= What this task involves =
Please copy the lines below verbatim, starting with the first one and ending with the line containing "284, 649, 290]", both included.

= Listed records =

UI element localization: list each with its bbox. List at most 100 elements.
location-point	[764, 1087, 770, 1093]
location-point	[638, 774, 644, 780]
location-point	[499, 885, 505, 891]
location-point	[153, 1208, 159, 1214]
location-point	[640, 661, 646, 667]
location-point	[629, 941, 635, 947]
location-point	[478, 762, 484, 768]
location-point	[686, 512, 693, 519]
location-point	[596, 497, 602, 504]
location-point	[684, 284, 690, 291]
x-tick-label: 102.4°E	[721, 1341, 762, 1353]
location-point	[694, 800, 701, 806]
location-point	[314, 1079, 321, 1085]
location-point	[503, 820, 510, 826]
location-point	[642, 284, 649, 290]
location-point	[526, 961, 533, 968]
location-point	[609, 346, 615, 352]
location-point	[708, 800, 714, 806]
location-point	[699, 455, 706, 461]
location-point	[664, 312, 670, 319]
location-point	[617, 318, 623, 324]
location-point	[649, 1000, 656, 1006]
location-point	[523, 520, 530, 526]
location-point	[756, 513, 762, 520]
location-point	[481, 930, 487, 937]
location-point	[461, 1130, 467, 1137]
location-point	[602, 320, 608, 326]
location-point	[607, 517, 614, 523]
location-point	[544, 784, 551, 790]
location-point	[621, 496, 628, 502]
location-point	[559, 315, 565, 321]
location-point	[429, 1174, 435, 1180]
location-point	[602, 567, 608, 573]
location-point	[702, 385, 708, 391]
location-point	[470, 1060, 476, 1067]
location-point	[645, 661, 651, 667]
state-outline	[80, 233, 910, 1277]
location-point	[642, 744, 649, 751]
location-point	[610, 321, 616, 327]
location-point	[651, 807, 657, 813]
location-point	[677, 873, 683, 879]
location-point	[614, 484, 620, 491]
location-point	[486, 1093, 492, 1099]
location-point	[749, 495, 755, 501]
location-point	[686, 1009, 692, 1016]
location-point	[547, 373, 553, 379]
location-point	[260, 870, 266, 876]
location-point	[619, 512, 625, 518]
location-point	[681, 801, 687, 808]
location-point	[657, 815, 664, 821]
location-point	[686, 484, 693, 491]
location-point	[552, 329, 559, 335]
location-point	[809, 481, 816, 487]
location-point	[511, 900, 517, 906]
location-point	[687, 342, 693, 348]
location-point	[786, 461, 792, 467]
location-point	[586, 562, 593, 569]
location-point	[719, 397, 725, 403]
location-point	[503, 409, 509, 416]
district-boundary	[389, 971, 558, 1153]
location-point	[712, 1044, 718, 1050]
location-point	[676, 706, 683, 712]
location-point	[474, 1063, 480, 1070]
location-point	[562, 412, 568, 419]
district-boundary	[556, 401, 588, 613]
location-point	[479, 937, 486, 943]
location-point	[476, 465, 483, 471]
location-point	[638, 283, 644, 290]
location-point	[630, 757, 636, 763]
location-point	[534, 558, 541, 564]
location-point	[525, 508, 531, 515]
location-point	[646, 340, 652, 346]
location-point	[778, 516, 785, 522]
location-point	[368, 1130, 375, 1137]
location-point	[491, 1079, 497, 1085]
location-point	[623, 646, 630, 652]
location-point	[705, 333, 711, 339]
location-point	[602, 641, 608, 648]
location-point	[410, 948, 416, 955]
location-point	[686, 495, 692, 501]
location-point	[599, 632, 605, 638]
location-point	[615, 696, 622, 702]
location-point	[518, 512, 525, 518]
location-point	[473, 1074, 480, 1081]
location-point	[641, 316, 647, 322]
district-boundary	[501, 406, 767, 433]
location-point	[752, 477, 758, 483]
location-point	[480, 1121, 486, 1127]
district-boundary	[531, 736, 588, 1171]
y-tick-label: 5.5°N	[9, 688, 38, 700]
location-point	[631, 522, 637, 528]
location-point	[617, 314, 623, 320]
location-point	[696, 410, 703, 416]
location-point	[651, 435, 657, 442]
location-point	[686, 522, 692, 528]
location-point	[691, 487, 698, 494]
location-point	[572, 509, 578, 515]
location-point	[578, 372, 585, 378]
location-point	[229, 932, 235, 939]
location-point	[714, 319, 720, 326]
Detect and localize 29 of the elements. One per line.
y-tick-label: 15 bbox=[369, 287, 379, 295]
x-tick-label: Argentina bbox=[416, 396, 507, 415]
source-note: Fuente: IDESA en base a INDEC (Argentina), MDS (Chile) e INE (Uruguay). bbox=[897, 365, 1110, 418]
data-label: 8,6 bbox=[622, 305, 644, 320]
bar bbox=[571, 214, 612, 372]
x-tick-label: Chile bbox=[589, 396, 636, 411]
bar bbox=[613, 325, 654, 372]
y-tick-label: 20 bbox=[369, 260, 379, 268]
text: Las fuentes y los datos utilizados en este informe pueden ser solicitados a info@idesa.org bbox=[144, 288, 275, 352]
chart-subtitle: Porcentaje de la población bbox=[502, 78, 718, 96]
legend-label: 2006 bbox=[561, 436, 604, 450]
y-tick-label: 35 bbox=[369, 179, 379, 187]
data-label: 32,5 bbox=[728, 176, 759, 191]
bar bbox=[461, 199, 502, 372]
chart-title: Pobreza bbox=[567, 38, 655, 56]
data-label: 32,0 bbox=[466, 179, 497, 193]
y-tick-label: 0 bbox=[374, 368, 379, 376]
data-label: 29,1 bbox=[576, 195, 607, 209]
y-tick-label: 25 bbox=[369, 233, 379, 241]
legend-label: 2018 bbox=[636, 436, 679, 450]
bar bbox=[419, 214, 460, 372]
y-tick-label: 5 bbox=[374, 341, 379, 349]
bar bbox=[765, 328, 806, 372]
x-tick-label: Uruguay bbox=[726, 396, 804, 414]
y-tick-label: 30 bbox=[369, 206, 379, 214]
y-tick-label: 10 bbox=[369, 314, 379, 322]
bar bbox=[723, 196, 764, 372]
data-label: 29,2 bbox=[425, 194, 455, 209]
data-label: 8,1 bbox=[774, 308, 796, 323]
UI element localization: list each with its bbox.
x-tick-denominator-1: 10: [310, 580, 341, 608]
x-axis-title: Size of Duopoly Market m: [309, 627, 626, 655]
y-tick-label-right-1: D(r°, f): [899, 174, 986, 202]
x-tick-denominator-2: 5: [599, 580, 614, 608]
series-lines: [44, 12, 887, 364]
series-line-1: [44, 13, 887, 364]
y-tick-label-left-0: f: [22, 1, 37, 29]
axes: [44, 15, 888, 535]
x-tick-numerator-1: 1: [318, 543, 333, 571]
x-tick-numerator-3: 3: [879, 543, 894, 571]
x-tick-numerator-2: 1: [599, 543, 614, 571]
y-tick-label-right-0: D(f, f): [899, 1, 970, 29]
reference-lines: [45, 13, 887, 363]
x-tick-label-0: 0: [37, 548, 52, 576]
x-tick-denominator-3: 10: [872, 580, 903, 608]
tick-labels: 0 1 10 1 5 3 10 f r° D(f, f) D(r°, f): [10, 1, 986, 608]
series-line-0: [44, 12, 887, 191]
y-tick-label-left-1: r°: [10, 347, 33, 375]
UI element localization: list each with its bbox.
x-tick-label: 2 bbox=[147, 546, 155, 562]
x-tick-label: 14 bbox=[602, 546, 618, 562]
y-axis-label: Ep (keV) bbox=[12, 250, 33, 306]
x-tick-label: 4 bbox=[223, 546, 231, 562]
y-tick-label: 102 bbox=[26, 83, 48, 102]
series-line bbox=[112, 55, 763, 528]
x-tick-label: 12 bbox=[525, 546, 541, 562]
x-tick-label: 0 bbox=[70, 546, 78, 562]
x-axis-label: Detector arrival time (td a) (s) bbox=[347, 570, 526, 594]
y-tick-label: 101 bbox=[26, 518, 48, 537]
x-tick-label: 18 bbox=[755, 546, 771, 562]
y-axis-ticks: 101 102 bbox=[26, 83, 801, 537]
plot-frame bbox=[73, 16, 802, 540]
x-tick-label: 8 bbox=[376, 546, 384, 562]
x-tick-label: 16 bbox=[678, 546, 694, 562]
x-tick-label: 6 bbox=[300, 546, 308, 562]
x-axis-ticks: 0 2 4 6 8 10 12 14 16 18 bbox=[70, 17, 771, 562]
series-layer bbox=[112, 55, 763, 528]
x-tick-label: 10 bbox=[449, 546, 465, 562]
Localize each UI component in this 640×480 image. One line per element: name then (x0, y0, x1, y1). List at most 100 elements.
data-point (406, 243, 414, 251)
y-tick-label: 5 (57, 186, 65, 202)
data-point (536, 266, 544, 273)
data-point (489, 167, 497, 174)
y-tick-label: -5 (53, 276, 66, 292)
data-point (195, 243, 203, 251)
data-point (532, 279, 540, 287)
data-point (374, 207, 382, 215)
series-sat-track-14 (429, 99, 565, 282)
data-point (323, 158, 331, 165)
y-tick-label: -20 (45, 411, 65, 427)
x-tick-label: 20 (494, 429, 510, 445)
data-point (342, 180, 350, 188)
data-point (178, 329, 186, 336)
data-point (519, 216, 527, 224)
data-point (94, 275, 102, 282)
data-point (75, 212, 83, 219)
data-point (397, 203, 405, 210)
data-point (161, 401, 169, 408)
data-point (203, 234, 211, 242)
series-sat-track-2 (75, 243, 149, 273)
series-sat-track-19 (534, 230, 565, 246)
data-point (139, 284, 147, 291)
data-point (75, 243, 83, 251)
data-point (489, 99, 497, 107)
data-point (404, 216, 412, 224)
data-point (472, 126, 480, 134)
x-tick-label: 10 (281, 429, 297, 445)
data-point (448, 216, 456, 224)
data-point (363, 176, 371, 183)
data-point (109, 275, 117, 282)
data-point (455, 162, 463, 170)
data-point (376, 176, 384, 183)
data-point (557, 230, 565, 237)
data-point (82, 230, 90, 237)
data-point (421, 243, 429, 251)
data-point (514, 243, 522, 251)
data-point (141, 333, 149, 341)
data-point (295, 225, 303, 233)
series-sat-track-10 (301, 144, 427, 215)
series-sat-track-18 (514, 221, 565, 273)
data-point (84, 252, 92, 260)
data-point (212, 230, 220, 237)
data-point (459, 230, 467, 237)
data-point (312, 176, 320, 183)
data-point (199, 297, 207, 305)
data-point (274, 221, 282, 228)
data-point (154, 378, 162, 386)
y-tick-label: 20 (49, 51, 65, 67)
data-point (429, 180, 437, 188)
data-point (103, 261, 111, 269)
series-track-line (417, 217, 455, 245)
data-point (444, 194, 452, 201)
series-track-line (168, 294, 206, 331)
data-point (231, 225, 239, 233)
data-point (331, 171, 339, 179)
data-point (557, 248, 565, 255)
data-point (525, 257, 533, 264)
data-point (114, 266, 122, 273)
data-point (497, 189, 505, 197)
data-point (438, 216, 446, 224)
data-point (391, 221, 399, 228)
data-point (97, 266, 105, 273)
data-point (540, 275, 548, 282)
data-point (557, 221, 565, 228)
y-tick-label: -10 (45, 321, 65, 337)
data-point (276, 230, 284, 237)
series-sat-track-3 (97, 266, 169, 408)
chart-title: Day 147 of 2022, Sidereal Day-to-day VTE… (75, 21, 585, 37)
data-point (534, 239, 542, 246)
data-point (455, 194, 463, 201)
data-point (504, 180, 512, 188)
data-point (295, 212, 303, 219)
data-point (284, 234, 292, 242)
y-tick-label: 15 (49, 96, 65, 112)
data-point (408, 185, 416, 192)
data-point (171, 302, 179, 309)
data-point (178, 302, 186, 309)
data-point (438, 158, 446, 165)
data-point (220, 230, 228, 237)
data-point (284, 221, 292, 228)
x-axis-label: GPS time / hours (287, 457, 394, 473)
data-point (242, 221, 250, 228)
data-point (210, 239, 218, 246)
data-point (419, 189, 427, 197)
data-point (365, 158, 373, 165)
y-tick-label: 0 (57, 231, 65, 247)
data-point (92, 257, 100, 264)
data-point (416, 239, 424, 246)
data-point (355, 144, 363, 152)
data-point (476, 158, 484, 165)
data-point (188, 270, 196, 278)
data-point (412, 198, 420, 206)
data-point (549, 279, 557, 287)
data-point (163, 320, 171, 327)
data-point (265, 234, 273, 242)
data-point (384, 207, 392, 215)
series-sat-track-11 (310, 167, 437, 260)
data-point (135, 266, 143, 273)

= Answer =
UI element localization: list each with its bbox. List at most 100 elements.
location-point	[764, 1087, 770, 1093]
location-point	[638, 774, 644, 780]
location-point	[499, 885, 505, 891]
location-point	[153, 1208, 159, 1214]
location-point	[640, 661, 646, 667]
location-point	[629, 941, 635, 947]
location-point	[478, 762, 484, 768]
location-point	[686, 512, 693, 519]
location-point	[596, 497, 602, 504]
location-point	[684, 284, 690, 291]
x-tick-label: 102.4°E	[721, 1341, 762, 1353]
location-point	[694, 800, 701, 806]
location-point	[314, 1079, 321, 1085]
location-point	[503, 820, 510, 826]
location-point	[642, 284, 649, 290]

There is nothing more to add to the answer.